(Dataset records)
════════════════════

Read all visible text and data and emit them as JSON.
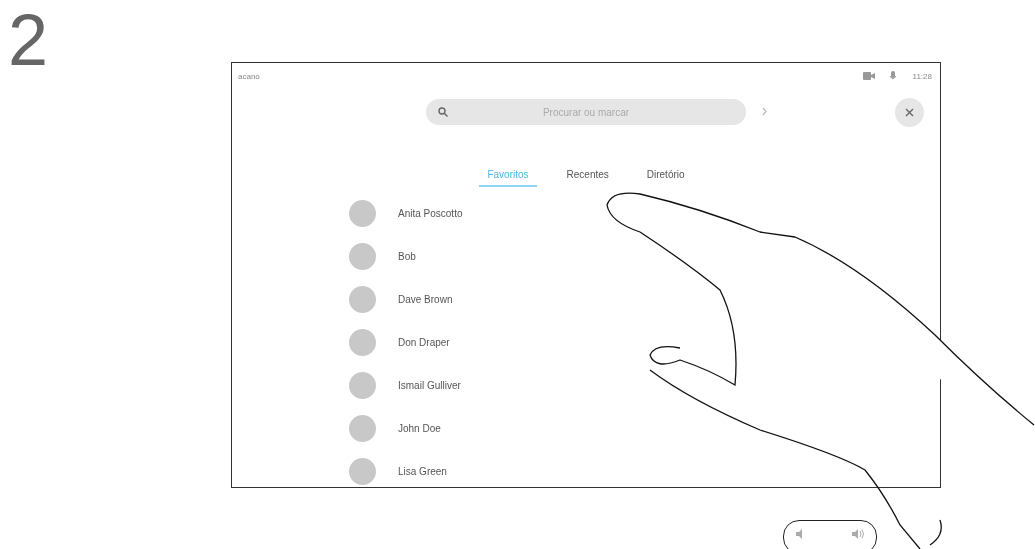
{
  "step": "2",
  "top_bar": {
    "label": "acano",
    "time": "11:28"
  },
  "search": {
    "placeholder": "Procurar ou marcar"
  },
  "tabs": [
    {
      "label": "Favoritos",
      "selected": true
    },
    {
      "label": "Recentes",
      "selected": false
    },
    {
      "label": "Diretório",
      "selected": false
    }
  ],
  "contacts": [
    {
      "name": "Anita Poscotto"
    },
    {
      "name": "Bob"
    },
    {
      "name": "Dave Brown"
    },
    {
      "name": "Don Draper"
    },
    {
      "name": "Ismail Gulliver"
    },
    {
      "name": "John Doe"
    },
    {
      "name": "Lisa Green"
    }
  ]
}
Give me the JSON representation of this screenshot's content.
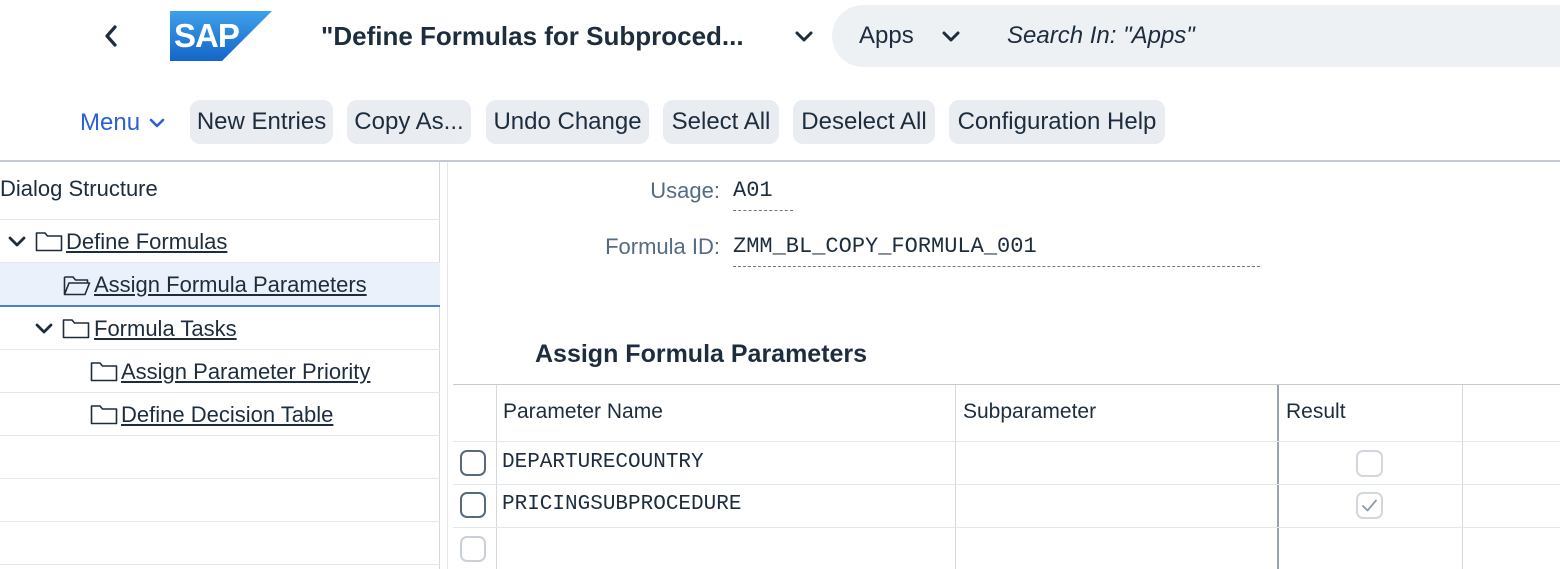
{
  "shell": {
    "brand": "SAP",
    "title": "\"Define Formulas for Subproced...",
    "search_scope": "Apps",
    "search_placeholder": "Search In: \"Apps\""
  },
  "toolbar": {
    "menu_label": "Menu",
    "buttons": [
      "New Entries",
      "Copy As...",
      "Undo Change",
      "Select All",
      "Deselect All",
      "Configuration Help"
    ]
  },
  "dialog_structure": {
    "title": "Dialog Structure",
    "items": [
      {
        "label": "Define Formulas",
        "expanded": true,
        "level": 0
      },
      {
        "label": "Assign Formula Parameters",
        "selected": true,
        "level": 1
      },
      {
        "label": "Formula Tasks",
        "expanded": true,
        "level": 1
      },
      {
        "label": "Assign Parameter Priority",
        "level": 2
      },
      {
        "label": "Define Decision Table",
        "level": 2
      }
    ]
  },
  "header": {
    "usage_label": "Usage:",
    "usage_value": "A01",
    "formula_label": "Formula ID:",
    "formula_value": "ZMM_BL_COPY_FORMULA_001"
  },
  "section": {
    "title": "Assign Formula Parameters",
    "columns": [
      "Parameter Name",
      "Subparameter",
      "Result"
    ],
    "rows": [
      {
        "parameter": "DEPARTURECOUNTRY",
        "subparameter": "",
        "result": false
      },
      {
        "parameter": "PRICINGSUBPROCEDURE",
        "subparameter": "",
        "result": true
      },
      {
        "parameter": "",
        "subparameter": "",
        "result": null
      }
    ]
  },
  "colors": {
    "accent": "#2d5fd4",
    "brand_blue": "#1f73d0",
    "text": "#1d2d3e",
    "button_bg": "#e9ecf0"
  }
}
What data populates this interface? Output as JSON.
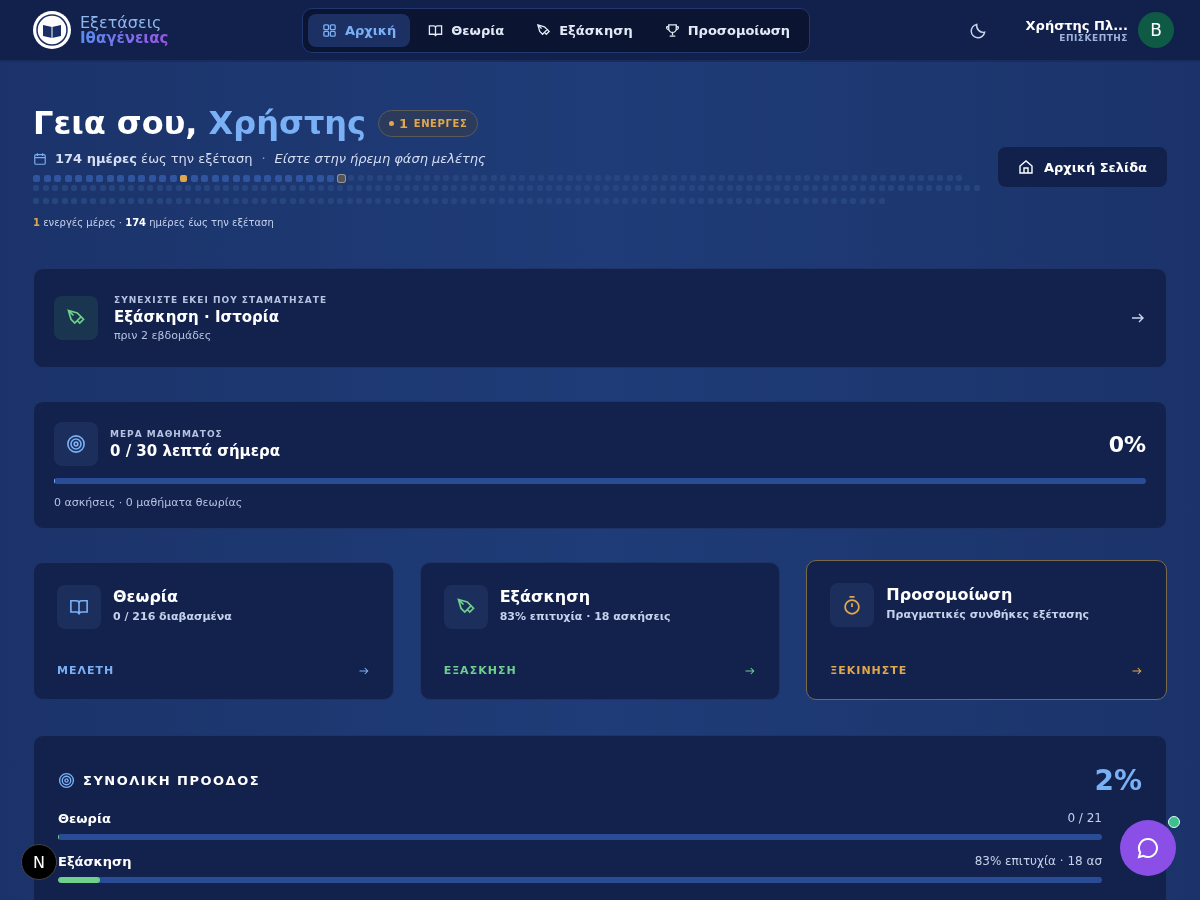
{
  "brand": {
    "line1": "Εξετάσεις",
    "line2": "Ιθαγένειας"
  },
  "nav": [
    {
      "label": "Αρχική",
      "selected": true
    },
    {
      "label": "Θεωρία",
      "selected": false
    },
    {
      "label": "Εξάσκηση",
      "selected": false
    },
    {
      "label": "Προσομοίωση",
      "selected": false
    }
  ],
  "user": {
    "name": "Χρήστης Πλ...",
    "role": "ΕΠΙΣΚΕΠΤΗΣ",
    "initial": "B"
  },
  "greeting": {
    "hello": "Γεια σου,",
    "name": "Χρήστης",
    "badge_count": "1",
    "badge_label": "ΕΝΕΡΓΕΣ",
    "countdown": "**174 ημέρες** έως την εξέταση",
    "separator": "·",
    "phase": "Είστε στην ήρεμη φάση μελέτης",
    "summary": "**1** ενεργές μέρες · **174** ημέρες έως την εξέταση"
  },
  "days": [
    {
      "kind": "past"
    },
    {
      "kind": "past"
    },
    {
      "kind": "past"
    },
    {
      "kind": "past"
    },
    {
      "kind": "past"
    },
    {
      "kind": "past"
    },
    {
      "kind": "past"
    },
    {
      "kind": "past"
    },
    {
      "kind": "past"
    },
    {
      "kind": "past"
    },
    {
      "kind": "past"
    },
    {
      "kind": "past"
    },
    {
      "kind": "past"
    },
    {
      "kind": "past"
    },
    {
      "kind": "active"
    },
    {
      "kind": "past"
    },
    {
      "kind": "past"
    },
    {
      "kind": "past"
    },
    {
      "kind": "past"
    },
    {
      "kind": "past"
    },
    {
      "kind": "past"
    },
    {
      "kind": "past"
    },
    {
      "kind": "past"
    },
    {
      "kind": "past"
    },
    {
      "kind": "past"
    },
    {
      "kind": "past"
    },
    {
      "kind": "past"
    },
    {
      "kind": "past"
    },
    {
      "kind": "past"
    },
    {
      "kind": "today"
    }
  ],
  "home_button": "Αρχική Σελίδα",
  "resume": {
    "label": "ΣΥΝΕΧΙΣΤΕ ΕΚΕΙ ΠΟΥ ΣΤΑΜΑΤΗΣΑΤΕ",
    "title": "Εξάσκηση · Ιστορία",
    "time": "πριν 2 εβδομάδες"
  },
  "daily": {
    "label": "ΜΕΡΑ ΜΑΘΗΜΑΤΟΣ",
    "title": "0 / 30 λεπτά σήμερα",
    "percent": "0%",
    "level": 0,
    "detail": "0 ασκήσεις · 0 μαθήματα θεωρίας"
  },
  "modes": [
    {
      "kind": "theory",
      "title": "Θεωρία",
      "subtitle": "0 / 216 διαβασμένα",
      "action": "ΜΕΛΕΤΗ",
      "color": "#7ab0f5",
      "highlighted": false
    },
    {
      "kind": "practice",
      "title": "Εξάσκηση",
      "subtitle": "83% επιτυχία · 18 ασκήσεις",
      "action": "ΕΞΑΣΚΗΣΗ",
      "color": "#6fd08c",
      "highlighted": false
    },
    {
      "kind": "exam",
      "title": "Προσομοίωση",
      "subtitle": "Πραγματικές συνθήκες εξέτασης",
      "action": "ΞΕΚΙΝΗΣΤΕ",
      "color": "#e0a84a",
      "highlighted": true
    }
  ],
  "progress": {
    "title": "ΣΥΝΟΛΙΚΗ ΠΡΟΟΔΟΣ",
    "percent": "2%",
    "rows": [
      {
        "label": "Θεωρία",
        "value": "0 / 21",
        "level": 0
      },
      {
        "label": "Εξάσκηση",
        "value": "83% επιτυχία · 18 ασ",
        "level": 0.04
      }
    ]
  },
  "floating": {
    "dev_badge": "N"
  }
}
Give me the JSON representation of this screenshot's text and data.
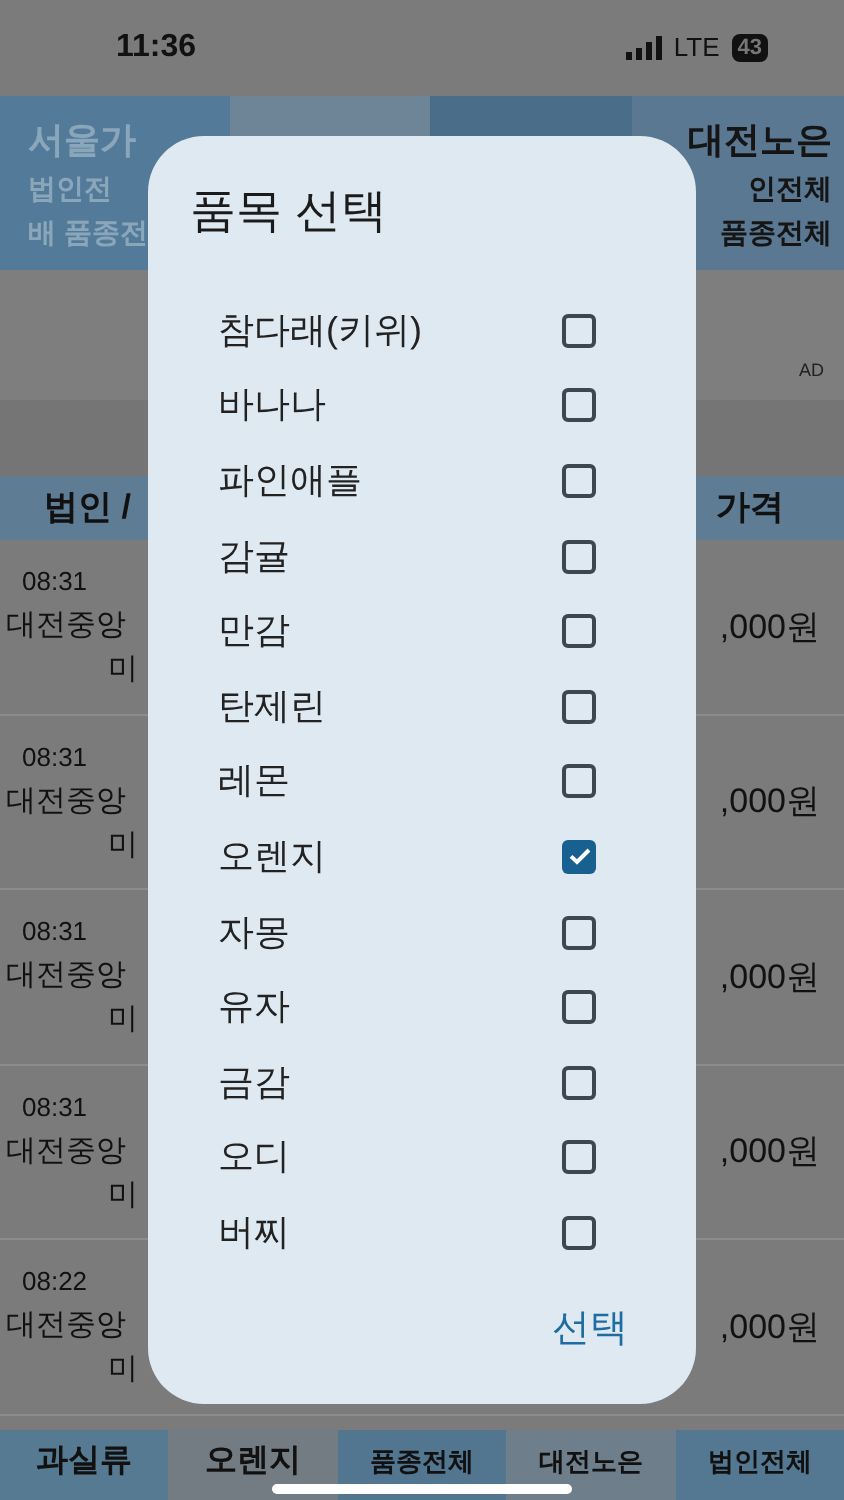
{
  "status_bar": {
    "time": "11:36",
    "network": "LTE",
    "battery": "43"
  },
  "header_tabs": [
    {
      "lines": [
        "서울가",
        "법인전",
        "배 품종전"
      ],
      "selected": false
    },
    {
      "lines": [
        "대전노은",
        "인전체",
        "품종전체"
      ],
      "selected": true
    }
  ],
  "ad_label": "AD",
  "table": {
    "columns": [
      "법인 /",
      "가격"
    ],
    "rows": [
      {
        "time": "08:31",
        "market": "대전중앙",
        "variety": "미",
        "price": ",000원"
      },
      {
        "time": "08:31",
        "market": "대전중앙",
        "variety": "미",
        "price": ",000원"
      },
      {
        "time": "08:31",
        "market": "대전중앙",
        "variety": "미",
        "price": ",000원"
      },
      {
        "time": "08:31",
        "market": "대전중앙",
        "variety": "미",
        "price": ",000원"
      },
      {
        "time": "08:22",
        "market": "대전중앙",
        "variety": "미",
        "price": ",000원"
      }
    ]
  },
  "bottom_bar": [
    "과실류",
    "오렌지",
    "품종전체",
    "대전노은",
    "법인전체"
  ],
  "dialog": {
    "title": "품목 선택",
    "confirm": "선택",
    "items": [
      {
        "label": "참다래(키위)",
        "checked": false
      },
      {
        "label": "바나나",
        "checked": false
      },
      {
        "label": "파인애플",
        "checked": false
      },
      {
        "label": "감귤",
        "checked": false
      },
      {
        "label": "만감",
        "checked": false
      },
      {
        "label": "탄제린",
        "checked": false
      },
      {
        "label": "레몬",
        "checked": false
      },
      {
        "label": "오렌지",
        "checked": true
      },
      {
        "label": "자몽",
        "checked": false
      },
      {
        "label": "유자",
        "checked": false
      },
      {
        "label": "금감",
        "checked": false
      },
      {
        "label": "오디",
        "checked": false
      },
      {
        "label": "버찌",
        "checked": false
      }
    ]
  }
}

════════════════════

> [GOAL] Search the entries for "this" and copy out each line that has it.

> [THE SOLUTION]
Give me the JSON representation of this screenshot's content.
What data populates this interface? Output as JSON.
Give me the JSON representation of this screenshot's text and data.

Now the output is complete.